### INPUT MATERIAL:
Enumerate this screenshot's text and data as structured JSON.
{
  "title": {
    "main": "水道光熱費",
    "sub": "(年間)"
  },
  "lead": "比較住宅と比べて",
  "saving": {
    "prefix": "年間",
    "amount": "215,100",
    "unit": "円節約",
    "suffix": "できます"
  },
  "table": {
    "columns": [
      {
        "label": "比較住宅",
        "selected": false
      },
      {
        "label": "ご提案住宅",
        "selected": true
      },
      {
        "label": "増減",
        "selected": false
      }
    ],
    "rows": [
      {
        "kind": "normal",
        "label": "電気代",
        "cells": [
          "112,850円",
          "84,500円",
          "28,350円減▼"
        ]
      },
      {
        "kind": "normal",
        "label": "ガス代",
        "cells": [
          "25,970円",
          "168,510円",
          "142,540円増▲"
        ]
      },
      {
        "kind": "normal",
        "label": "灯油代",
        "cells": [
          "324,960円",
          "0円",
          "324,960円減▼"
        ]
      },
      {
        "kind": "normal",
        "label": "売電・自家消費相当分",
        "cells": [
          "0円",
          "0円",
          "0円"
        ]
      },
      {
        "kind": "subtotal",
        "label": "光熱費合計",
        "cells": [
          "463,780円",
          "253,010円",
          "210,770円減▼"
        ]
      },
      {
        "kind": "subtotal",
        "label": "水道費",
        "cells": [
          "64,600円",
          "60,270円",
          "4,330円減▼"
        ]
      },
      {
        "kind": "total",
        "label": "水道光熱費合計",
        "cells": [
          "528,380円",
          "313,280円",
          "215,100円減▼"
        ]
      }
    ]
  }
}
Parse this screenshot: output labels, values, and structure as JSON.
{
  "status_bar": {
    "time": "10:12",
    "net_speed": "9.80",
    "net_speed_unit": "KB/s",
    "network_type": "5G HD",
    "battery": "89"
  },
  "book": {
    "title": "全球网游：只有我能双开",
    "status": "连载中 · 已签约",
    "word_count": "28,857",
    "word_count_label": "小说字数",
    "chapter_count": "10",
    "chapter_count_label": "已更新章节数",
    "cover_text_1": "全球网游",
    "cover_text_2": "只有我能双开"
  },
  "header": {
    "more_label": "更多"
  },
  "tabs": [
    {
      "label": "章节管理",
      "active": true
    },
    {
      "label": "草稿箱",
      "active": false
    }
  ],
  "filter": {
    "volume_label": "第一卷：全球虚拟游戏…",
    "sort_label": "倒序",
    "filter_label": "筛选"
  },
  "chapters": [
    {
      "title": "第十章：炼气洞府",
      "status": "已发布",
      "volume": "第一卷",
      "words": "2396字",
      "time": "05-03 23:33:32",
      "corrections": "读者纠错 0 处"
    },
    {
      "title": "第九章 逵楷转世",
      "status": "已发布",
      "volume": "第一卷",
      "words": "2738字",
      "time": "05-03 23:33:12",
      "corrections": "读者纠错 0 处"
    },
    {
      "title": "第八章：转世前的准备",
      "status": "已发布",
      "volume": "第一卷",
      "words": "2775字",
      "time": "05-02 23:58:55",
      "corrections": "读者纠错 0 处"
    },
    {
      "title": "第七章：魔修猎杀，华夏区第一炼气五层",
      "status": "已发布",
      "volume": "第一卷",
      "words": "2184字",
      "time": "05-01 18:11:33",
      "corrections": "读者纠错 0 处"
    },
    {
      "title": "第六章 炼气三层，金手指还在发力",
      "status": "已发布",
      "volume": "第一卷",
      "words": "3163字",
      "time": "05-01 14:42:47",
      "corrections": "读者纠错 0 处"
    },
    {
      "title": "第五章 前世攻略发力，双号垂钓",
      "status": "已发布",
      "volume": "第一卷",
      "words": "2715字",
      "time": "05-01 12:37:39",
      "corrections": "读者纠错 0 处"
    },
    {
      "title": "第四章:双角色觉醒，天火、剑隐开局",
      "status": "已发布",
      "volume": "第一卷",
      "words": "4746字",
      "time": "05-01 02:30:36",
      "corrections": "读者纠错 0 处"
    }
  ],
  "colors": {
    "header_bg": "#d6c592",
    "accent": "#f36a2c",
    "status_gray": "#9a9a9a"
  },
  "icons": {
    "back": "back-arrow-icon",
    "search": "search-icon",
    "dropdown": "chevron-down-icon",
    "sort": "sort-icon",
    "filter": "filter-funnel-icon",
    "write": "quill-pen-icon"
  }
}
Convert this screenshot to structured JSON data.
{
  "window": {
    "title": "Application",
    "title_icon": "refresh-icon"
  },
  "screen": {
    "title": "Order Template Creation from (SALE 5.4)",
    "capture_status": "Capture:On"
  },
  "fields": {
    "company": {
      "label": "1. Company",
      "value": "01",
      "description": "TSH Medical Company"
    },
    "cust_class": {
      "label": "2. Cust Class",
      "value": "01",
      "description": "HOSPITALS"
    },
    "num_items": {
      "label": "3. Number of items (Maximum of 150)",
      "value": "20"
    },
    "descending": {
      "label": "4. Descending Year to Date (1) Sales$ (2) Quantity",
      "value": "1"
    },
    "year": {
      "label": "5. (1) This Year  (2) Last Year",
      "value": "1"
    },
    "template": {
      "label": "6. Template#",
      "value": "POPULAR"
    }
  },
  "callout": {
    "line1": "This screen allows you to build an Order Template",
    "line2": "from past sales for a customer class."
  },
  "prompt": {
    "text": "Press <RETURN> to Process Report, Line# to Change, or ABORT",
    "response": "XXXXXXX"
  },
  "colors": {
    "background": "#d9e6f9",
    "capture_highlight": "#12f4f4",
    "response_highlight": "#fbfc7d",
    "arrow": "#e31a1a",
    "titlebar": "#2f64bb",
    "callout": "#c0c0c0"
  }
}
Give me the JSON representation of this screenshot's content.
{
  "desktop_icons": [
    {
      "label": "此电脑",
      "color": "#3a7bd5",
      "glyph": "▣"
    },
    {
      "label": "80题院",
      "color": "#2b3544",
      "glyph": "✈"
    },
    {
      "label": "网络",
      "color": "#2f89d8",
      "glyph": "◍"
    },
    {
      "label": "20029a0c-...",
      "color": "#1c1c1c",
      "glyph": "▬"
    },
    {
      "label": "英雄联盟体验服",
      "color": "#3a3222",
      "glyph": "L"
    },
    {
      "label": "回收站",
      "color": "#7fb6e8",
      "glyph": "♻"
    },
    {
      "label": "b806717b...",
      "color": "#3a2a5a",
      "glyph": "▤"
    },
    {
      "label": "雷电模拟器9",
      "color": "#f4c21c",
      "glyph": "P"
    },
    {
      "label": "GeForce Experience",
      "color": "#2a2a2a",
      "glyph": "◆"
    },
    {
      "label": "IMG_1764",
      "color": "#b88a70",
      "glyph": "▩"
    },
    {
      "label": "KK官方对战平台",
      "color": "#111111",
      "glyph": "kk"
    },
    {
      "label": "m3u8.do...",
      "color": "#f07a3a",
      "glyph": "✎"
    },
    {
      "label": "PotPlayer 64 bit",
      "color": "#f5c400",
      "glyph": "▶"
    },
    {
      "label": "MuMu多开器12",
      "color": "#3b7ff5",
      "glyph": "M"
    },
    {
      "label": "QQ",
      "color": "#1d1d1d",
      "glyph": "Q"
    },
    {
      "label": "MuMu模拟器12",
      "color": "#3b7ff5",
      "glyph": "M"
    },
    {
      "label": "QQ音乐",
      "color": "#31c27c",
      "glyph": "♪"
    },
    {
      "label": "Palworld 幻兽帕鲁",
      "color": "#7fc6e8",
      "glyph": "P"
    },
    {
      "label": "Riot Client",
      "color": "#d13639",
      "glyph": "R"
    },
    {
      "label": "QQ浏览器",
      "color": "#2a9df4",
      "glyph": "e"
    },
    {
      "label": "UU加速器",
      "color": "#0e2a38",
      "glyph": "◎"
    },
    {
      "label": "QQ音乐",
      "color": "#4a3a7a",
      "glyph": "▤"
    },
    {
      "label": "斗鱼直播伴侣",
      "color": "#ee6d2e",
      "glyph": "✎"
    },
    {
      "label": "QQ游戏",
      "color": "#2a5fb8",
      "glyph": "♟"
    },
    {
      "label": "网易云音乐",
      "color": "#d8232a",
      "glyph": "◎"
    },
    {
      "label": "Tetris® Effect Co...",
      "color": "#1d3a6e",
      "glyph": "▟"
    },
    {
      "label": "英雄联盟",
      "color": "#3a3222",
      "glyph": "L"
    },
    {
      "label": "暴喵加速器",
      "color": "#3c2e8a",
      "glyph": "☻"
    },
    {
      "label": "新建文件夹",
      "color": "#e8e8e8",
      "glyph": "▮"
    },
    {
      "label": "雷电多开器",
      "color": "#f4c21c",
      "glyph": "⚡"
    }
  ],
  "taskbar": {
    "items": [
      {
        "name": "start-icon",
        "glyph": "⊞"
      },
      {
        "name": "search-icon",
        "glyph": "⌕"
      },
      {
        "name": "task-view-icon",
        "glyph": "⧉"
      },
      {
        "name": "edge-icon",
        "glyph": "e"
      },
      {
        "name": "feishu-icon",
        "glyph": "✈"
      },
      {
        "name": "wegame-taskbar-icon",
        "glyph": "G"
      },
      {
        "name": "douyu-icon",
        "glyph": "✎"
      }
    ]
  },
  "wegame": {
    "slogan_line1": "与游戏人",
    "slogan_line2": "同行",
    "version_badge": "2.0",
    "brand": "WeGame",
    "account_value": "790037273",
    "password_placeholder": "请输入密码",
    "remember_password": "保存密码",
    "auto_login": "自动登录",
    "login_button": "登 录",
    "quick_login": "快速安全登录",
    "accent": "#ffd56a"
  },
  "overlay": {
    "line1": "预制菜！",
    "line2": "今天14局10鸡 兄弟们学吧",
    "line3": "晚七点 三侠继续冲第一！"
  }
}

### EXERCISE:
State the number of lines in the preceding entries that include the word "from". Provide nothing else.

### SOLUTION BELOW:
2